### Job
Retype every entry word for word.

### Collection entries
** start **

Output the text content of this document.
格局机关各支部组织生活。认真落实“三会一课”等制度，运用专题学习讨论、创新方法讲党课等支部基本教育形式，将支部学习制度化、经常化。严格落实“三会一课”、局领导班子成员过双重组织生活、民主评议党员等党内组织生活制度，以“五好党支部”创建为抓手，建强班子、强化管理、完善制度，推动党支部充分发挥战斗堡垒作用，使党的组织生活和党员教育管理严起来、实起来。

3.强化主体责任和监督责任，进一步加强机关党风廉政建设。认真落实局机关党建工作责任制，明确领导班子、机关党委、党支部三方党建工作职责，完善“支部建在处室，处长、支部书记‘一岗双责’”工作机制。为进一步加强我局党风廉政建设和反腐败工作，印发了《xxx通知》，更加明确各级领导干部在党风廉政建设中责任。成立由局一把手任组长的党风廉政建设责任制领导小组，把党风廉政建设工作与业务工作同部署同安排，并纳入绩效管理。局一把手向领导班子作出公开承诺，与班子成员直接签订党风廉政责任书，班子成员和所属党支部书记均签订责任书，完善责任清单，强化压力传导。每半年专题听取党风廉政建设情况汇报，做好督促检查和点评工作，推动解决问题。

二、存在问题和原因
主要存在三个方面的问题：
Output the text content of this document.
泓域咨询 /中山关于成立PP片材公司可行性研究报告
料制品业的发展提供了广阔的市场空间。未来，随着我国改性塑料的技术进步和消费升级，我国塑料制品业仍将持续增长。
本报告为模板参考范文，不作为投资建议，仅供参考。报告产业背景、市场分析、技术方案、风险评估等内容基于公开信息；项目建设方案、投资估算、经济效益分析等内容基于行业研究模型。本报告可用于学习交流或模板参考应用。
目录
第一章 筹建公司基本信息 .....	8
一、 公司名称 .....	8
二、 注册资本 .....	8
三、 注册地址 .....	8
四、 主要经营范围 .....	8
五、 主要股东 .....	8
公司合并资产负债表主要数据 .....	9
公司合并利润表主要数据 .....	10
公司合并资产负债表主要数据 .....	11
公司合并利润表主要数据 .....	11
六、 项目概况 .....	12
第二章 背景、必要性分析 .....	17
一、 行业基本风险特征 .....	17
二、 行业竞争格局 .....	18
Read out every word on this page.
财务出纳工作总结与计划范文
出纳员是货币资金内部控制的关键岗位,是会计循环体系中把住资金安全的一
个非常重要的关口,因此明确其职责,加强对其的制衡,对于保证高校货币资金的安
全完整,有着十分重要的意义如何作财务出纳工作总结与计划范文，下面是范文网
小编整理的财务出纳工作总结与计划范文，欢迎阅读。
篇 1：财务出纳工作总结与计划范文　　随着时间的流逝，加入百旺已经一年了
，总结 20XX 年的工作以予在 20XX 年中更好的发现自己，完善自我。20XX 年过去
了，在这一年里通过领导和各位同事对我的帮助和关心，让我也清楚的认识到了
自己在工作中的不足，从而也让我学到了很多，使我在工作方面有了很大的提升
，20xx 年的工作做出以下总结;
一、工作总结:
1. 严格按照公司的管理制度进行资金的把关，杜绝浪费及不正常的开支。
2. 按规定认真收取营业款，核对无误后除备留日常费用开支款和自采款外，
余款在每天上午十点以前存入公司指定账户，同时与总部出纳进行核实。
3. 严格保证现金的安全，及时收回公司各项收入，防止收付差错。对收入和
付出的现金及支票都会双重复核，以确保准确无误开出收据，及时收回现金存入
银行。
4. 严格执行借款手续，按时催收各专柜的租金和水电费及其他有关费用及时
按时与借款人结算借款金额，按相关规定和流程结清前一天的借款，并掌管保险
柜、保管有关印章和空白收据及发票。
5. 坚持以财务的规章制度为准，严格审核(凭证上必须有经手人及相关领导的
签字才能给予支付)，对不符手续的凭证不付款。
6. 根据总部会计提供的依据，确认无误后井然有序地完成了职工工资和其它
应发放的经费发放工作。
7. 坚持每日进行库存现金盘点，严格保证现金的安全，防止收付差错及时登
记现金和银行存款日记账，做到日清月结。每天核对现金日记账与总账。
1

** end **

### The response
Output the text content of this document.
格局机关各支部组织生活。认真落实“三会一课”等制度，运用专题学习讨论、创新方法讲党课等支部基本教育形式，将支部学习制度化、经常化。严格落实“三会一课”、局领导班子成员过双重组织生活、民主评议党员等党内组织生活制度，以“五好党支部”创建为抓手，建强班子、强化管理、完善制度，推动党支部充分发挥战斗堡垒作用，使党的组织生活和党员教育管理严起来、实起来。

3.强化主体责任和监督责任，进一步加强机关党风廉政建设。认真落实局机关党建工作责任制，明确领导班子、机关党委、党支部三方党建工作职责，完善“支部建在处室，处长、支部书记‘一岗双责’”工作机制。为进一步加强我局党风廉政建设和反腐败工作，印发了《xxx通知》，更加明确各级领导干部在党风廉政建设中责任。成立由局一把手任组长的党风廉政建设责任制领导小组，把党风廉政建设工作与业务工作同部署同安排，并纳入绩效管理。局一把手向领导班子作出公开承诺，与班子成员直接签订党风廉政责任书，班子成员和所属党支部书记均签订责任书，完善责任清单，强化压力传导。每半年专题听取党风廉政建设情况汇报，做好督促检查和点评工作，推动解决问题。

二、存在问题和原因
主要存在三个方面的问题：
Output the text content of this document.
泓域咨询 /中山关于成立PP片材公司可行性研究报告
料制品业的发展提供了广阔的市场空间。未来，随着我国改性塑料的技术进步和消费升级，我国塑料制品业仍将持续增长。
本报告为模板参考范文，不作为投资建议，仅供参考。报告产业背景、市场分析、技术方案、风险评估等内容基于公开信息；项目建设方案、投资估算、经济效益分析等内容基于行业研究模型。本报告可用于学习交流或模板参考应用。
目录
第一章 筹建公司基本信息 .....	8
一、 公司名称 .....	8
二、 注册资本 .....	8
三、 注册地址 .....	8
四、 主要经营范围 .....	8
五、 主要股东 .....	8
公司合并资产负债表主要数据 .....	9
公司合并利润表主要数据 .....	10
公司合并资产负债表主要数据 .....	11
公司合并利润表主要数据 .....	11
六、 项目概况 .....	12
第二章 背景、必要性分析 .....	17
一、 行业基本风险特征 .....	17
二、 行业竞争格局 .....	18
Read out every word on this page.
财务出纳工作总结与计划范文
出纳员是货币资金内部控制的关键岗位,是会计循环体系中把住资金安全的一
个非常重要的关口,因此明确其职责,加强对其的制衡,对于保证高校货币资金的安
全完整,有着十分重要的意义如何作财务出纳工作总结与计划范文，下面是范文网
小编整理的财务出纳工作总结与计划范文，欢迎阅读。
篇 1：财务出纳工作总结与计划范文　　随着时间的流逝，加入百旺已经一年了
，总结 20XX 年的工作以予在 20XX 年中更好的发现自己，完善自我。20XX 年过去
了，在这一年里通过领导和各位同事对我的帮助和关心，让我也清楚的认识到了
自己在工作中的不足，从而也让我学到了很多，使我在工作方面有了很大的提升
，20xx 年的工作做出以下总结;
一、工作总结:
1. 严格按照公司的管理制度进行资金的把关，杜绝浪费及不正常的开支。
2. 按规定认真收取营业款，核对无误后除备留日常费用开支款和自采款外，
余款在每天上午十点以前存入公司指定账户，同时与总部出纳进行核实。
3. 严格保证现金的安全，及时收回公司各项收入，防止收付差错。对收入和
付出的现金及支票都会双重复核，以确保准确无误开出收据，及时收回现金存入
银行。
4. 严格执行借款手续，按时催收各专柜的租金和水电费及其他有关费用及时
按时与借款人结算借款金额，按相关规定和流程结清前一天的借款，并掌管保险
柜、保管有关印章和空白收据及发票。
5. 坚持以财务的规章制度为准，严格审核(凭证上必须有经手人及相关领导的
签字才能给予支付)，对不符手续的凭证不付款。
6. 根据总部会计提供的依据，确认无误后井然有序地完成了职工工资和其它
应发放的经费发放工作。
7. 坚持每日进行库存现金盘点，严格保证现金的安全，防止收付差错及时登
记现金和银行存款日记账，做到日清月结。每天核对现金日记账与总账。
1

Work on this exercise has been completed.